[Data entries]
>> Begin

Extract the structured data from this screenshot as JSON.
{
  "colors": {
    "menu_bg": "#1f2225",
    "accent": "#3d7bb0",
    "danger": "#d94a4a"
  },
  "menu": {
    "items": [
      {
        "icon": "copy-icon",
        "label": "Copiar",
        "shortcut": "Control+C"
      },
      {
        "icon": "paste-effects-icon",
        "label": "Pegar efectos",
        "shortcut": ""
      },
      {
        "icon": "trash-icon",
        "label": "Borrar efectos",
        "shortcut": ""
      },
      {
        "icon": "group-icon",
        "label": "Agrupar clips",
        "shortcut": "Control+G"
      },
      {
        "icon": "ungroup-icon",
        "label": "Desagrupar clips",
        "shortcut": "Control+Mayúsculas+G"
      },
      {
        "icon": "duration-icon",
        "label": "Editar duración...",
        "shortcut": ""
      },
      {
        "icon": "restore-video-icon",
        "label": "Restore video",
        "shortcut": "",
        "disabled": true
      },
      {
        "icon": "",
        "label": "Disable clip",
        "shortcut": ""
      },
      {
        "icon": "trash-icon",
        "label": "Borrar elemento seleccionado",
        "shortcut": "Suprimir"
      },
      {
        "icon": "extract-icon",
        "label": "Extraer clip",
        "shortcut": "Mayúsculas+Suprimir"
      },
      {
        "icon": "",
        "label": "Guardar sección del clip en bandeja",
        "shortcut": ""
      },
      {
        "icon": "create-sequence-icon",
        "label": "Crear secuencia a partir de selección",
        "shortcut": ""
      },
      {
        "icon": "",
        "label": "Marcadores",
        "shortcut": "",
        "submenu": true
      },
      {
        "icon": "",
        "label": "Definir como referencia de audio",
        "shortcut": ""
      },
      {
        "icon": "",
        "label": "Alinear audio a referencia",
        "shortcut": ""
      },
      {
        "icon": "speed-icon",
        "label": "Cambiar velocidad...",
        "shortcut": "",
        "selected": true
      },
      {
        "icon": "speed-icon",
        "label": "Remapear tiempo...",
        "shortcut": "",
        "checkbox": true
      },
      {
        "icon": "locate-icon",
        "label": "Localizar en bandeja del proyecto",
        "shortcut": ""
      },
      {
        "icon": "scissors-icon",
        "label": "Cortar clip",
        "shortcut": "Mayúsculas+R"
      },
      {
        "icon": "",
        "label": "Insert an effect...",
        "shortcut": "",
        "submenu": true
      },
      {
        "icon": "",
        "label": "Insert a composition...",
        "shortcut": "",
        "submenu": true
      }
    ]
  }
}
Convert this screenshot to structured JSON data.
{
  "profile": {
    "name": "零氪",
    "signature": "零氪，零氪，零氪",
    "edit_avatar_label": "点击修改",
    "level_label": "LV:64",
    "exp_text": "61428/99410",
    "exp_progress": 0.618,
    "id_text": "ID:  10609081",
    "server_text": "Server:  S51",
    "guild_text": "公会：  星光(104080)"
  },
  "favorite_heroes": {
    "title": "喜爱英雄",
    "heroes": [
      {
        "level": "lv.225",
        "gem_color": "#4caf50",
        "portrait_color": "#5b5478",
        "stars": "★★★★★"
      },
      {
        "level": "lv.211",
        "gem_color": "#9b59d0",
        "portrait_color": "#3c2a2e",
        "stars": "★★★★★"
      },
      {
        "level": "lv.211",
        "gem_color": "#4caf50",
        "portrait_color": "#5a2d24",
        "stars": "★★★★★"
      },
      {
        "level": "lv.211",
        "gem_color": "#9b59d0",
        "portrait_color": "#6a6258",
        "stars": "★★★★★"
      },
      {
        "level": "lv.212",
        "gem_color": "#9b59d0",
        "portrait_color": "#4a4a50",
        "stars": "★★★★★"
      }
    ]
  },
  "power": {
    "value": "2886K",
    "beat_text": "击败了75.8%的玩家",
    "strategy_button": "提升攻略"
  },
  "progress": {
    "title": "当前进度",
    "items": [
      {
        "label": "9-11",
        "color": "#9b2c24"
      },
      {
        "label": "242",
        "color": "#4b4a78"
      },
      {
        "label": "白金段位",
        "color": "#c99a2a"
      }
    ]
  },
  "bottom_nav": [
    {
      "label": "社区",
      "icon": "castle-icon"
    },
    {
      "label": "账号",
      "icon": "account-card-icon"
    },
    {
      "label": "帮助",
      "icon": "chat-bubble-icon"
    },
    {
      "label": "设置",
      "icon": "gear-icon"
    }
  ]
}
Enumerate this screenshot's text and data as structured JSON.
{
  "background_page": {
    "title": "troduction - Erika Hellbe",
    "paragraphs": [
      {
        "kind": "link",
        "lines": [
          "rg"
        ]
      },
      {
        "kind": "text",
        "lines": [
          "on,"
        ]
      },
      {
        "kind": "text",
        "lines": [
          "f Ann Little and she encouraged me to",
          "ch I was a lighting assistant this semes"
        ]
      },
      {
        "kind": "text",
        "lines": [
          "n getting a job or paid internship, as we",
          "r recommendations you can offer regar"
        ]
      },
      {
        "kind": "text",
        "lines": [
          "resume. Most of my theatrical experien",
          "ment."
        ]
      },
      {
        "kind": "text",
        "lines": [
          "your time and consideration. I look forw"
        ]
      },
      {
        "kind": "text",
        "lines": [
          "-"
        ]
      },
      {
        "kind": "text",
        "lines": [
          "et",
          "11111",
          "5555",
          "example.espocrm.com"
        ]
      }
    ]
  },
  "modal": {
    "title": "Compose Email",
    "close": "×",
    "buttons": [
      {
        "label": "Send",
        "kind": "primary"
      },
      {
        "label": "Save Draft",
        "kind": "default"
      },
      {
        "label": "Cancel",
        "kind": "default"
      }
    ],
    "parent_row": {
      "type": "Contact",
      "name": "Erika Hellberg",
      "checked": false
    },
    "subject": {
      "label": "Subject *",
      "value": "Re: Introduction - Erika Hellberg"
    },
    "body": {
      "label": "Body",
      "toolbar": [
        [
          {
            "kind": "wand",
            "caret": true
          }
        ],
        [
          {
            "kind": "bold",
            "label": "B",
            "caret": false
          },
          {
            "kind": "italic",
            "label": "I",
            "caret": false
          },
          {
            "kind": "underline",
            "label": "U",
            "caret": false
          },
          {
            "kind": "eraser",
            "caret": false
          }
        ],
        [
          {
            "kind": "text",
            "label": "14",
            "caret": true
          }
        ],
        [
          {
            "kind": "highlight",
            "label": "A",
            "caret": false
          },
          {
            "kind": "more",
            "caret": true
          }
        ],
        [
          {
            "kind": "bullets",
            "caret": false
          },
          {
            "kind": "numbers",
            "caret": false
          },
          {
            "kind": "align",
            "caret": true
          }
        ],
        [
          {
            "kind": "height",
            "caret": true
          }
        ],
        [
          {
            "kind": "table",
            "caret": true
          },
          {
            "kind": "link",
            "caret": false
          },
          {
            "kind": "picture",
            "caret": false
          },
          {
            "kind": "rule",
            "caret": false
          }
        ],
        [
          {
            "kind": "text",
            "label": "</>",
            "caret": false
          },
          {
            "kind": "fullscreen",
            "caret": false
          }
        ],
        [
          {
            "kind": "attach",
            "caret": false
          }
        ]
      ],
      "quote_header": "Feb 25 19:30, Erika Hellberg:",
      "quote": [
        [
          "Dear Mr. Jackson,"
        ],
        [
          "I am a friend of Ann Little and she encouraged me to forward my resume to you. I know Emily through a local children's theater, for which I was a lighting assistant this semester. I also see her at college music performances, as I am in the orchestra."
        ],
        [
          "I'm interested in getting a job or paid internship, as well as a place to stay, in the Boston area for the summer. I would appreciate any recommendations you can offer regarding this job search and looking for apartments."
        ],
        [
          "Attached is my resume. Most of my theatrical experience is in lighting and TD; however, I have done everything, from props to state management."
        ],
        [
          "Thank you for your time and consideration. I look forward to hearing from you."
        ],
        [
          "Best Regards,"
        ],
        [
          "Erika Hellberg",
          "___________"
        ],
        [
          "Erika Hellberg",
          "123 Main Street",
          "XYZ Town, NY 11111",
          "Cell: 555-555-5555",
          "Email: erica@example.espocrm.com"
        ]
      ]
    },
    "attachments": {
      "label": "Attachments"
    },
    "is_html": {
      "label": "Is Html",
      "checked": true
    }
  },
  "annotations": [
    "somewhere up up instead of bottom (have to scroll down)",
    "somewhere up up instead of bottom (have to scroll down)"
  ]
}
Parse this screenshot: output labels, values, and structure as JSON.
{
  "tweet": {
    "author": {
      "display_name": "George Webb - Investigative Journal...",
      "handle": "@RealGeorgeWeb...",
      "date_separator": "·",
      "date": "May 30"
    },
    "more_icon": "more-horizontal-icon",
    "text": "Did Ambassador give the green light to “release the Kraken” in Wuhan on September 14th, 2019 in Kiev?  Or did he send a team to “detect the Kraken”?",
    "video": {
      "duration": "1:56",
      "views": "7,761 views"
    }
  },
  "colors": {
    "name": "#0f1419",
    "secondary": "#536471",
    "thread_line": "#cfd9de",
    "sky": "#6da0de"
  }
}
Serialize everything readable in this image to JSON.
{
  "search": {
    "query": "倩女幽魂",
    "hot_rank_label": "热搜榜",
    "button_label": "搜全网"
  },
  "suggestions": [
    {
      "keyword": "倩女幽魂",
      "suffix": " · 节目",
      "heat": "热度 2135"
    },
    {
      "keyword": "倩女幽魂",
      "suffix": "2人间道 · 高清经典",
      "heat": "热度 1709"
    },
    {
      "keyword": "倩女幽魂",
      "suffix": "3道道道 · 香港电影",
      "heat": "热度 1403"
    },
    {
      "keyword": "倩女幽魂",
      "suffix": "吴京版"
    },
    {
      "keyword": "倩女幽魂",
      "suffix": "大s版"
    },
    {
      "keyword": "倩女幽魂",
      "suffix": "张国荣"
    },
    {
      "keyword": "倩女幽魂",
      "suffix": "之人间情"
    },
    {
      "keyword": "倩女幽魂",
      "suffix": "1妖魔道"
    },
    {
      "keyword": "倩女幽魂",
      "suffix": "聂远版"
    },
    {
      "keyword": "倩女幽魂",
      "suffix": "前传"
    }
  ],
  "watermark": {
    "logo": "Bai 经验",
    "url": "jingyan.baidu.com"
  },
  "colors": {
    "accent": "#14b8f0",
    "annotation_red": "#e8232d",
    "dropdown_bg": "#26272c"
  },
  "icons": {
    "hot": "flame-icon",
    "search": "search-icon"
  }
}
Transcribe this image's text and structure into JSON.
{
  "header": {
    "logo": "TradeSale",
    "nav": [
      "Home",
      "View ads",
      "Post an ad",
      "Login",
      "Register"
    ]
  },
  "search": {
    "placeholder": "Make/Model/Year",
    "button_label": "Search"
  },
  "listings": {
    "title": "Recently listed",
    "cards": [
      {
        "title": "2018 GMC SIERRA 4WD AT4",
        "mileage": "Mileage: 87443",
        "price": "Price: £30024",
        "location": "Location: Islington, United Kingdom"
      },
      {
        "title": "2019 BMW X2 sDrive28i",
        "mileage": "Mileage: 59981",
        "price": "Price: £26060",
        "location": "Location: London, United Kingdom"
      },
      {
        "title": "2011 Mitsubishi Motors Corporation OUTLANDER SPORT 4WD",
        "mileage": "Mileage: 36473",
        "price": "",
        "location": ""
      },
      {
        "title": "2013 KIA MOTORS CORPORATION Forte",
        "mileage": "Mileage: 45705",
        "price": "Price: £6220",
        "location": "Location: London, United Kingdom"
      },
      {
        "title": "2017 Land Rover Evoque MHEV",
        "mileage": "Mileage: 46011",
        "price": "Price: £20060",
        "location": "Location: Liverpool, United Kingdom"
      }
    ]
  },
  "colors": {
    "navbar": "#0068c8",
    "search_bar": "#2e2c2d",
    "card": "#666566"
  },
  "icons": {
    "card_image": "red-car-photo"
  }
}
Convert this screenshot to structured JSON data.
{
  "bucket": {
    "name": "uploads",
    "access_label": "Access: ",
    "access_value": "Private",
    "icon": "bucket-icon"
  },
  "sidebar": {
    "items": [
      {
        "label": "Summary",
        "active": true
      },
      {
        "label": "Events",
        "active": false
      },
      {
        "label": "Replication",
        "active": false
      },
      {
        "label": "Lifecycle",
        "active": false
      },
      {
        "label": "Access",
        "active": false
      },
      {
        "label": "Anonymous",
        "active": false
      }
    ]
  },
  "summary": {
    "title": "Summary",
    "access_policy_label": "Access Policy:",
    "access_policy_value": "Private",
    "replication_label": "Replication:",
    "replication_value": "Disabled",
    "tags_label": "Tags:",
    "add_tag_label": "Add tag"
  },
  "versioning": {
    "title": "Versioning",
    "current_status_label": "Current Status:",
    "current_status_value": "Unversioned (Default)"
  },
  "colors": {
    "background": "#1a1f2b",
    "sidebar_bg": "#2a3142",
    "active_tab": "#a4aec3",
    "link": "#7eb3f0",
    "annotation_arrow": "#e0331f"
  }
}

>> End

What is asked → Copy out every line that includes the word "video".

Correct answer →
        "icon": "restore-video-icon",
        "label": "Restore video",
    "video": {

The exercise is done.